Your goal: Give the lines from the start of the records through the line containing "bullet-fsm-non-programmable: The Finite" as a JSON list of strings, one string per line, with blank lines omitted.
[start of Listed records]
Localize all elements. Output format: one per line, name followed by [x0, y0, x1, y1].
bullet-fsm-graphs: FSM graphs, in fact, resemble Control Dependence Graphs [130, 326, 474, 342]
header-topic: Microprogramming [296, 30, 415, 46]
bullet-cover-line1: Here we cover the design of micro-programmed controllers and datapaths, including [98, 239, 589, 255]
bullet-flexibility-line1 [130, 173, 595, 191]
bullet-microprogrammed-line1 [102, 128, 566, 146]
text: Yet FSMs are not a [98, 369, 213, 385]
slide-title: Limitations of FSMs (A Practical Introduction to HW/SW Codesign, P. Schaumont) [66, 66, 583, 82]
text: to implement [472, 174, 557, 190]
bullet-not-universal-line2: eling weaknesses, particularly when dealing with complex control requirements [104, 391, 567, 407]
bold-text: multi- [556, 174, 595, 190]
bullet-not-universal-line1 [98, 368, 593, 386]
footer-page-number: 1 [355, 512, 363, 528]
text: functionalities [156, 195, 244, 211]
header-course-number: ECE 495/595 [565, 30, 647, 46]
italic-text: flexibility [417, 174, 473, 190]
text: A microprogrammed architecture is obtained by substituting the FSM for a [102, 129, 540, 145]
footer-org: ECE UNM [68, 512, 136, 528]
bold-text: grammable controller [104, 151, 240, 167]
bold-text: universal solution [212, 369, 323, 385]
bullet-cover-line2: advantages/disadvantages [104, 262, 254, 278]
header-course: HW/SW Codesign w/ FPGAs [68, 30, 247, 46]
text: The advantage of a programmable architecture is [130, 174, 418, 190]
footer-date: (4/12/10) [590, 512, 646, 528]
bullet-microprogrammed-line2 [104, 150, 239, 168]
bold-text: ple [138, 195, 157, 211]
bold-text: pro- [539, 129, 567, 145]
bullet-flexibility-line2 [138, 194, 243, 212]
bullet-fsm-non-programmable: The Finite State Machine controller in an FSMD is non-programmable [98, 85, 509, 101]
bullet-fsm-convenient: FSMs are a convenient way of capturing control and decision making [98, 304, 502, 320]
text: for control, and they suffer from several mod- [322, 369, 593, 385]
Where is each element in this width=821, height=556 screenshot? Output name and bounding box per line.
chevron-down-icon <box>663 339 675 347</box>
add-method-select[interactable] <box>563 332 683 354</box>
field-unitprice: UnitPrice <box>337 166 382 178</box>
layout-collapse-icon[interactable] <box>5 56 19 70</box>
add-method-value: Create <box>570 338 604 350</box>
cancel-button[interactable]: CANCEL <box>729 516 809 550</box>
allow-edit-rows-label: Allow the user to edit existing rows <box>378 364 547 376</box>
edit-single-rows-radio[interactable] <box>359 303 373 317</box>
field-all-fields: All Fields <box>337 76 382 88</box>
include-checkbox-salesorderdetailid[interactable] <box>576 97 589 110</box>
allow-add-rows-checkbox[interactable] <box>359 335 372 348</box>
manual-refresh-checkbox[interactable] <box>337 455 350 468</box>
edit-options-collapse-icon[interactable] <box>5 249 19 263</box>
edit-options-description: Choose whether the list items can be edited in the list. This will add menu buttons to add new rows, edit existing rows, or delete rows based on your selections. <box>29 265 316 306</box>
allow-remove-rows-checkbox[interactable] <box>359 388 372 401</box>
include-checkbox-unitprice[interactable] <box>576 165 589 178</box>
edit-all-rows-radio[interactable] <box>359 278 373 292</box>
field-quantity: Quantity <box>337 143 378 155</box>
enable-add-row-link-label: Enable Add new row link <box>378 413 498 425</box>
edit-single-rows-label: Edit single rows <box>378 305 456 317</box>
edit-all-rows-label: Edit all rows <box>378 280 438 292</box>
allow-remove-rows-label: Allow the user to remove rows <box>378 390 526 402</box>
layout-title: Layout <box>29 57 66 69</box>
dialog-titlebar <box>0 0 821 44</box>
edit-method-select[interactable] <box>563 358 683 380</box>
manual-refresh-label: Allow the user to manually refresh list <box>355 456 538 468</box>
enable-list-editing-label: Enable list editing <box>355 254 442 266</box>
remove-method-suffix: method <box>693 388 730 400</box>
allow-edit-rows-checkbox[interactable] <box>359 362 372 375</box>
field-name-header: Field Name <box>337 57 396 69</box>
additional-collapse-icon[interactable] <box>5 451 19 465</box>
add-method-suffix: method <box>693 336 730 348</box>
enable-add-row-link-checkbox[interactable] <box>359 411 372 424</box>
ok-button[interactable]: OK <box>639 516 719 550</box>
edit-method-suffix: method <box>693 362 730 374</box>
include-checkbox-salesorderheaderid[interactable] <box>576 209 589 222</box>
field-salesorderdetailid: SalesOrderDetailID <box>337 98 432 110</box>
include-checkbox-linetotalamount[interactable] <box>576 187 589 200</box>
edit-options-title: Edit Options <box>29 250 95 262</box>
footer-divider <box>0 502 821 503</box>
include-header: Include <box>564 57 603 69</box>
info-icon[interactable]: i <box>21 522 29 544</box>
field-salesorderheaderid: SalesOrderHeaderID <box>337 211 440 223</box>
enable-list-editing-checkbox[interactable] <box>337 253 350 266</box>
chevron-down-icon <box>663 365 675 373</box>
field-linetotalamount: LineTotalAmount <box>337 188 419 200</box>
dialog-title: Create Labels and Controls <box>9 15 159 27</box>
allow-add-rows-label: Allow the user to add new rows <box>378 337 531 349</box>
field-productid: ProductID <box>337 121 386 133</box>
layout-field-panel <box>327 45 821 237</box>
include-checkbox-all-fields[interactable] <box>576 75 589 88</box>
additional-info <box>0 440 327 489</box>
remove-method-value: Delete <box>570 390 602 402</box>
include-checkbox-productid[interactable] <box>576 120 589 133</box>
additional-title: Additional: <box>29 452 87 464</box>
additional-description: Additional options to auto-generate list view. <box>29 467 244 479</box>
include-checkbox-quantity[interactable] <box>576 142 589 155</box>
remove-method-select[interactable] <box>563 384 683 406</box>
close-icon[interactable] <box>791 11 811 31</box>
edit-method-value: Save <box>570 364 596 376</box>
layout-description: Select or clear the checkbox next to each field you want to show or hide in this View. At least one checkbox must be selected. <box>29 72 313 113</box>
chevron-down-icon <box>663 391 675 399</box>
[end of Listed records]
Right answer:
[
  "Localize all elements. Output format: one per line, name followed by [x0, y0, x1, y1].",
  "bullet-fsm-graphs: FSM graphs, in fact, resemble Control Dependence Graphs [130, 326, 474, 342]",
  "header-topic: Microprogramming [296, 30, 415, 46]",
  "bullet-cover-line1: Here we cover the design of micro-programmed controllers and datapaths, including [98, 239, 589, 255]",
  "bullet-flexibility-line1 [130, 173, 595, 191]",
  "bullet-microprogrammed-line1 [102, 128, 566, 146]",
  "text: Yet FSMs are not a [98, 369, 213, 385]",
  "slide-title: Limitations of FSMs (A Practical Introduction to HW/SW Codesign, P. Schaumont) [66, 66, 583, 82]",
  "text: to implement [472, 174, 557, 190]",
  "bullet-not-universal-line2: eling weaknesses, particularly when dealing with complex control requirements [104, 391, 567, 407]",
  "bold-text: multi- [556, 174, 595, 190]",
  "bullet-not-universal-line1 [98, 368, 593, 386]",
  "footer-page-number: 1 [355, 512, 363, 528]",
  "text: functionalities [156, 195, 244, 211]",
  "header-course-number: ECE 495/595 [565, 30, 647, 46]",
  "italic-text: flexibility [417, 174, 473, 190]",
  "text: A microprogrammed architecture is obtained by substituting the FSM for a [102, 129, 540, 145]",
  "footer-org: ECE UNM [68, 512, 136, 528]",
  "bold-text: grammable controller [104, 151, 240, 167]",
  "bold-text: universal solution [212, 369, 323, 385]",
  "bullet-cover-line2: advantages/disadvantages [104, 262, 254, 278]",
  "header-course: HW/SW Codesign w/ FPGAs [68, 30, 247, 46]",
  "text: The advantage of a programmable architecture is [130, 174, 418, 190]",
  "footer-date: (4/12/10) [590, 512, 646, 528]",
  "bullet-microprogrammed-line2 [104, 150, 239, 168]",
  "bold-text: ple [138, 195, 157, 211]",
  "bold-text: pro- [539, 129, 567, 145]",
  "bullet-flexibility-line2 [138, 194, 243, 212]",
  "bullet-fsm-non-programmable: The Finite State Machine controller in an FSMD is non-programmable [98, 85, 509, 101]"
]